→ **EXCERPTED TEXT**
--------------------------------------------------
Voice AI Lego: the importance of modularity 1024 768 Ben McCulloch

Why a modular approach to voice AI technology selection gives you ultimate flexibility, according to Shawn Edmunds, CRO, Lumenvox.

Let’s say you’re planning to create your first voice AI solution in-house, with your own team.

Do you build every component yourself, from the ground-up? The ASR, the NLU, the dialogue management, the integrations, the TTS? Unless you’re Deutsche Telekom, and have a clear reason and resources to do it, then that’s the best way to burn time and money.

All of this stuff has already been built for you. You just need to stitch it together. Chances are, you’ll go looking for partners to provide the capabilities you can’t or won’t make yourself.

But how do you choose? And what happens when you reach the limits of your chosen technology or you develop new requirements that render it not fit for purpose anymore? Perhaps you select Dialogflow as your NLU. Then what if you outgrow Dialogflow in 3 years – how hard will it be to swap your NLU? What if Dialogflow doesn’t perform so well for certain use cases or on certain channels?

Shawn Edmunds, CRO of LumenVox, says: “You need to pick a partner that scales with you, have the ability to select modules that meet your needs, and be able to swap them when your needs change.”

And it’s not just for companies dipping their toes into voice for the first time…

Shawn says:

“Make it simple, make it cost effective, future proof it, and most important – it needs to scale”
--------------------------------------------------
→ **DATA PROVIDED**
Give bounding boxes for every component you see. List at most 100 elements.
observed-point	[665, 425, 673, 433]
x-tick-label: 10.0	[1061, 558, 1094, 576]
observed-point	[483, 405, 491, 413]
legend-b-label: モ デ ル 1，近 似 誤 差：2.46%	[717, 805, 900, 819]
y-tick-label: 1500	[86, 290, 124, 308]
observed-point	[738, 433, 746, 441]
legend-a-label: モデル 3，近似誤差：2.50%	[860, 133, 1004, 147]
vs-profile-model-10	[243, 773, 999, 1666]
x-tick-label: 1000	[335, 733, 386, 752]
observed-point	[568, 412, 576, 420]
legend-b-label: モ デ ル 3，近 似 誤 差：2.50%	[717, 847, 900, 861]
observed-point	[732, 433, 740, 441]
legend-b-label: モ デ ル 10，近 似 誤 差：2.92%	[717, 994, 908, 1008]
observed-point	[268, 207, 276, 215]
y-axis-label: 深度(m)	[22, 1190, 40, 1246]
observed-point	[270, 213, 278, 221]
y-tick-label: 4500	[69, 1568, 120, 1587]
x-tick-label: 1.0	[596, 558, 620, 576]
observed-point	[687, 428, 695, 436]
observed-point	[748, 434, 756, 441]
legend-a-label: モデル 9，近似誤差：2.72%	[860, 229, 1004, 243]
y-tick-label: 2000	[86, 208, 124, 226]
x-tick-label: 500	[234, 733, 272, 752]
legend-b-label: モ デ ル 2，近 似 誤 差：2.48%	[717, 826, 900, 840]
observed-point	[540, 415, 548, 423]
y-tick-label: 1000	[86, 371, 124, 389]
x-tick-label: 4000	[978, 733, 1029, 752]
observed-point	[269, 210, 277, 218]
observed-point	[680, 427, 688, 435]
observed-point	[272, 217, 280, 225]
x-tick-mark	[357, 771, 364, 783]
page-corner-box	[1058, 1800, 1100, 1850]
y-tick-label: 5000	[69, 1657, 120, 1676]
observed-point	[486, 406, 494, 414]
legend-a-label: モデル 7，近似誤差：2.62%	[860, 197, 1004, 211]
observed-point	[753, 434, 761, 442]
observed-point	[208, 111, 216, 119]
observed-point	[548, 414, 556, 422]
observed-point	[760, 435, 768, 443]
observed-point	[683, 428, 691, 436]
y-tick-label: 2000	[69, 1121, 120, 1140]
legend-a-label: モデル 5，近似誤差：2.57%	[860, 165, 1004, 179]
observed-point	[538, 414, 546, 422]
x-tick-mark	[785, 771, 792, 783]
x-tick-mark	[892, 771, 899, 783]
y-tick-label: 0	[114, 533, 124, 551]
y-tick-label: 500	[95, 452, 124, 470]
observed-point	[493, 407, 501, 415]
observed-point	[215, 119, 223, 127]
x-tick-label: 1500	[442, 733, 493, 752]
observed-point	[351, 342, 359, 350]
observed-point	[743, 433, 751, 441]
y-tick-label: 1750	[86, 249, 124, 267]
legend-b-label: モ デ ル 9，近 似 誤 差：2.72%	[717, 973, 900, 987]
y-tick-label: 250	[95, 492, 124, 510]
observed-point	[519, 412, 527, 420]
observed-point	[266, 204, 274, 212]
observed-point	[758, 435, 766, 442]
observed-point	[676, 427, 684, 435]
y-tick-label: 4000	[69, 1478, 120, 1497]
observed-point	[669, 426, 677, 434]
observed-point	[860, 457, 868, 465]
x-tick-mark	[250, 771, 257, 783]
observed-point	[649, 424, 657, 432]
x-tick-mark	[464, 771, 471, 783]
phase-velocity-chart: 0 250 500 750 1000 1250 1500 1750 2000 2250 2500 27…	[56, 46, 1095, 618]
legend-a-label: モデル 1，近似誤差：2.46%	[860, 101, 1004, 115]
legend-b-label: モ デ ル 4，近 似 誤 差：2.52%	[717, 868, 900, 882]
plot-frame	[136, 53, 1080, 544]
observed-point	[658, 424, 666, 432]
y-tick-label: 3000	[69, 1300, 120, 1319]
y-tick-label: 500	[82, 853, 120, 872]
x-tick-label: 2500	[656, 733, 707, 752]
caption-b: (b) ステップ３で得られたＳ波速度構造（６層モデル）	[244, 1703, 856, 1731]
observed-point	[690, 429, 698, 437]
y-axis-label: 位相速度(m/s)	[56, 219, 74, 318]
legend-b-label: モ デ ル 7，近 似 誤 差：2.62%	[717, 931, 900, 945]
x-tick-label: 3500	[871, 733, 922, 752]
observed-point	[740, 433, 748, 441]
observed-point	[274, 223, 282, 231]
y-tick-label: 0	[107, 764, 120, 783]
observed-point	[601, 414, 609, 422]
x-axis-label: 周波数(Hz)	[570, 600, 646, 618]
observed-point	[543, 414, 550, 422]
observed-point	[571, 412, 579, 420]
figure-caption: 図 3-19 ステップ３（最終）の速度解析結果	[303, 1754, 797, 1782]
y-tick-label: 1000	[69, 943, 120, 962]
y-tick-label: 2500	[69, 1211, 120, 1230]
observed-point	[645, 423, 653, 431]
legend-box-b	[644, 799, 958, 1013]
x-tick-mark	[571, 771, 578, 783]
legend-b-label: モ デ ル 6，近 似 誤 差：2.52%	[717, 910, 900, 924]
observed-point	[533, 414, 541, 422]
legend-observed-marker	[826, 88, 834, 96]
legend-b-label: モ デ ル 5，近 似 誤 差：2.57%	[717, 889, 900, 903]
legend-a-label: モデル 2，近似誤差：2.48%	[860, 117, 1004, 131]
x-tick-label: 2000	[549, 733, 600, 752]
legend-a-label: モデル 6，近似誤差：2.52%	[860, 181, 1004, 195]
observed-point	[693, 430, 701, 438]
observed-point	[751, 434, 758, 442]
--------------------------------------------------
→ **REQUIREMENT A**
In the article on modular voice AI, which company is named as an exception that might have a clear reason and the resources to build every component itself?
→ **REQUIREMENT B**
Reproduce a passage from the article on modular voice AI. Start at the words "Do you build" and stop after "won’t make yourself.".
→ **REQUIREMENT C**
Extend the article on modular voice AI, picking up after its final sentence.

→ **RIGHT ANSWER A**
Deutsche Telekom.

→ **RIGHT ANSWER B**
Do you build every component yourself, from the ground-up? The ASR, the NLU, the dialogue management, the integrations, the TTS? Unless you’re Deutsche Telekom, and have a clear reason and resources to do it, then that’s the best way to burn time and money.

All of this stuff has already been built for you. You just need to stitch it together. Chances are, you’ll go looking for partners to provide the capabilities you can’t or won’t make yourself.

→ **RIGHT ANSWER C**
So how does that work? The modular approach

It’s all about modules. You build your voice solution in-house using the best modules that fit your needs; perhaps you need an ASR that can be trained for your use case, or you need to support multiple languages, or distribute into another channel, or any other specific need. You just select the best modules for the job and stitch them together.

Even if you already have existing voice AI capabilities, perhaps you want to change your voice biometric tool. Shawn says it’s all about being malleable – you need to be able to swap components when you need to.

With a modular approach, you have full control over everything, but you don’t have to build everything. You can avoid vendor lock-in and change your architecture as your needs change. You still own and control the full experience.

And nobody may ever know your solution was built with third party components. To the end user, they don’t even care, it just works.

Where you will be if you marry the right voice partner

Having flexibility in your tech stack will be even more important in future, as technology continues to become intertwined in our lives. Shawn says that in the next two to five years:

“Everything’s tied, all your devices are connected, whether it’s your phone, or your car, or an Alexa”

To achieve this future, our tech stacks are going to need a lot of modules, and they’ll be interconnected in various ways.

The final word

You could say that going modular will solve many of your troubles.

You’ll be able to incorporate new technologies as they arise – and in this industry, there’s no telling what will appear tomorrow. New technologies can, and will, drastically alter tomorrow’s voice tech landscape. Companies need to build a tech stack that allows them to evolve with the times and changing needs/expectations of customers.

So you should probably find partners who can help enable that with you.

Listen to the full interview with Shawn Edmunds here or on Apple podcasts, Spotify, YouTube or wherever you get your podcasts.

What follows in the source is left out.